■ Your instructions: Pick out every line in the data below that holds "warning".

■ Data listing:
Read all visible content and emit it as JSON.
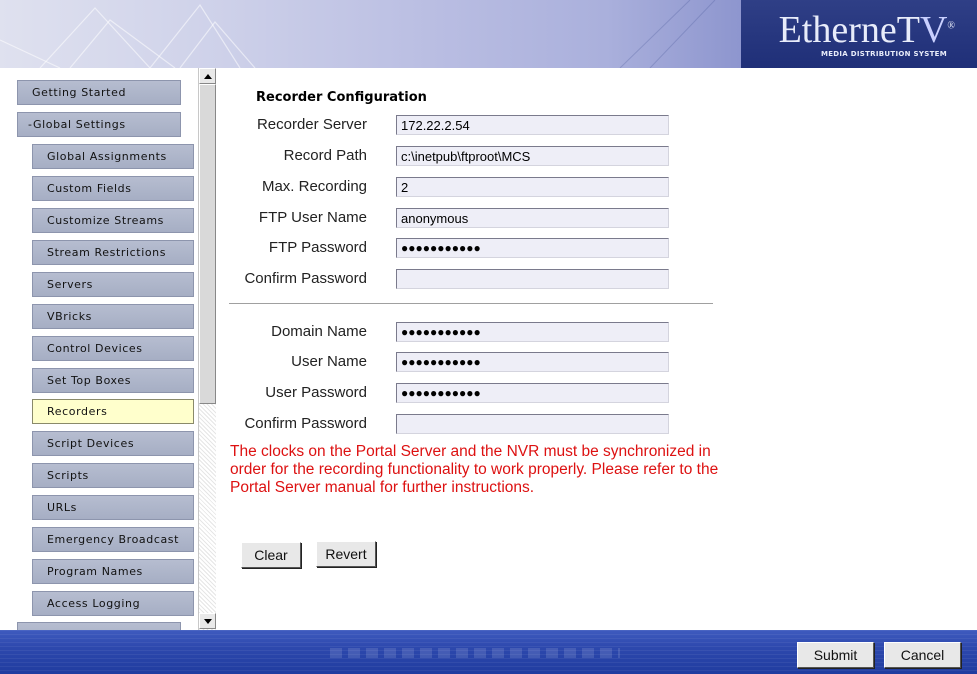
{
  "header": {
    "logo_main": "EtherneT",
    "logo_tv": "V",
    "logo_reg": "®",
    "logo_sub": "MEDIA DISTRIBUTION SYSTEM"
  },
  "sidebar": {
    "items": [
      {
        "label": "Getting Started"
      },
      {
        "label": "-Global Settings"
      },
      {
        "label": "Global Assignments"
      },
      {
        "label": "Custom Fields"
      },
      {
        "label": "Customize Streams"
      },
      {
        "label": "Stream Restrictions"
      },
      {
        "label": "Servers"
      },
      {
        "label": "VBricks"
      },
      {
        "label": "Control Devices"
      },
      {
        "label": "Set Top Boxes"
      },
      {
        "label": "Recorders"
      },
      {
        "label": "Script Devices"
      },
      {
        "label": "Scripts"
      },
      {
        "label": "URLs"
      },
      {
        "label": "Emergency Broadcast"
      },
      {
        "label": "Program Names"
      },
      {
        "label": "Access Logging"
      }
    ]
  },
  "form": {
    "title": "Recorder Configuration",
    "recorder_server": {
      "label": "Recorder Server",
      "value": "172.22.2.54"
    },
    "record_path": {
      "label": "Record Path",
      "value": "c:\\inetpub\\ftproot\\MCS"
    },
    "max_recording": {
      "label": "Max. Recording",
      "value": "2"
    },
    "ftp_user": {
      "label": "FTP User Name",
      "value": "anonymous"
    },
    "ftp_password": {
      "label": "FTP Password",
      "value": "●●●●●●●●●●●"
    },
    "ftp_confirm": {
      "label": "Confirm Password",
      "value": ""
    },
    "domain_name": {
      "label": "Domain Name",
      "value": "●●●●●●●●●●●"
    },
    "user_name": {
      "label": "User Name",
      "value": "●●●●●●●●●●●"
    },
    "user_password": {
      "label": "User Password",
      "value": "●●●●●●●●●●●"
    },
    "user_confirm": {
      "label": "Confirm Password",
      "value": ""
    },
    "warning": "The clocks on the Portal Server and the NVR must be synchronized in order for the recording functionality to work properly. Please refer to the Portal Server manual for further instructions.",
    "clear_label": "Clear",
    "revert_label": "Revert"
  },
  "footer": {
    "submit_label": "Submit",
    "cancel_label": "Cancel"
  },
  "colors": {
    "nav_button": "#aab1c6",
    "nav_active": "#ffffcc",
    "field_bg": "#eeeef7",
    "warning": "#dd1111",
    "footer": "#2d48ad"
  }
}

■ Exercise result:
    "warning": "The clocks on the Portal Server and the NVR must be synchronized in order for the recording functionality to work properly. Please refer to the Portal Server manual for further instructions.",
    "warning": "#dd1111",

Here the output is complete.